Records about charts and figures
=======

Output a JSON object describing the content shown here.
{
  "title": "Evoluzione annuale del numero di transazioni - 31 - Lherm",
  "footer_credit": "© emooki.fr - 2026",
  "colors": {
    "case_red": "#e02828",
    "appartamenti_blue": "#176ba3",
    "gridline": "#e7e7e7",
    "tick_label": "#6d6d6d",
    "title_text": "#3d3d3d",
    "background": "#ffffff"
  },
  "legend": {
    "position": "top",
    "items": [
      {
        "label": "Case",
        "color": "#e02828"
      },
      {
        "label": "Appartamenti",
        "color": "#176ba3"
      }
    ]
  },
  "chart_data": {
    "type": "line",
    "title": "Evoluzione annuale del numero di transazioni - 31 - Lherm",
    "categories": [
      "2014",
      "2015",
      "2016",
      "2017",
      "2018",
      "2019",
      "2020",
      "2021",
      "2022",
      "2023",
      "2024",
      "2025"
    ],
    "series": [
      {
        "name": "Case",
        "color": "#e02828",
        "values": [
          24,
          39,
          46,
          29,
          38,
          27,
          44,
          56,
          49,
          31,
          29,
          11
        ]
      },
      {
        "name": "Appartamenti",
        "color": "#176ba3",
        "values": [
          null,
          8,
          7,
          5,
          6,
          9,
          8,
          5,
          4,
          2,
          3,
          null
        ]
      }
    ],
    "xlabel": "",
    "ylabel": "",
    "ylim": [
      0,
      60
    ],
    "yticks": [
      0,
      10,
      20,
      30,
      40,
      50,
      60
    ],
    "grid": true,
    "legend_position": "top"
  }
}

=======

[What the exercise asks] Each record above should be output again exactly.

[Response to this exercise]
Output a JSON object describing the content shown here.
{
  "title": "Evoluzione annuale del numero di transazioni - 31 - Lherm",
  "footer_credit": "© emooki.fr - 2026",
  "colors": {
    "case_red": "#e02828",
    "appartamenti_blue": "#176ba3",
    "gridline": "#e7e7e7",
    "tick_label": "#6d6d6d",
    "title_text": "#3d3d3d",
    "background": "#ffffff"
  },
  "legend": {
    "position": "top",
    "items": [
      {
        "label": "Case",
        "color": "#e02828"
      },
      {
        "label": "Appartamenti",
        "color": "#176ba3"
      }
    ]
  },
  "chart_data": {
    "type": "line",
    "title": "Evoluzione annuale del numero di transazioni - 31 - Lherm",
    "categories": [
      "2014",
      "2015",
      "2016",
      "2017",
      "2018",
      "2019",
      "2020",
      "2021",
      "2022",
      "2023",
      "2024",
      "2025"
    ],
    "series": [
      {
        "name": "Case",
        "color": "#e02828",
        "values": [
          24,
          39,
          46,
          29,
          38,
          27,
          44,
          56,
          49,
          31,
          29,
          11
        ]
      },
      {
        "name": "Appartamenti",
        "color": "#176ba3",
        "values": [
          null,
          8,
          7,
          5,
          6,
          9,
          8,
          5,
          4,
          2,
          3,
          null
        ]
      }
    ],
    "xlabel": "",
    "ylabel": "",
    "ylim": [
      0,
      60
    ],
    "yticks": [
      0,
      10,
      20,
      30,
      40,
      50,
      60
    ],
    "grid": true,
    "legend_position": "top"
  }
}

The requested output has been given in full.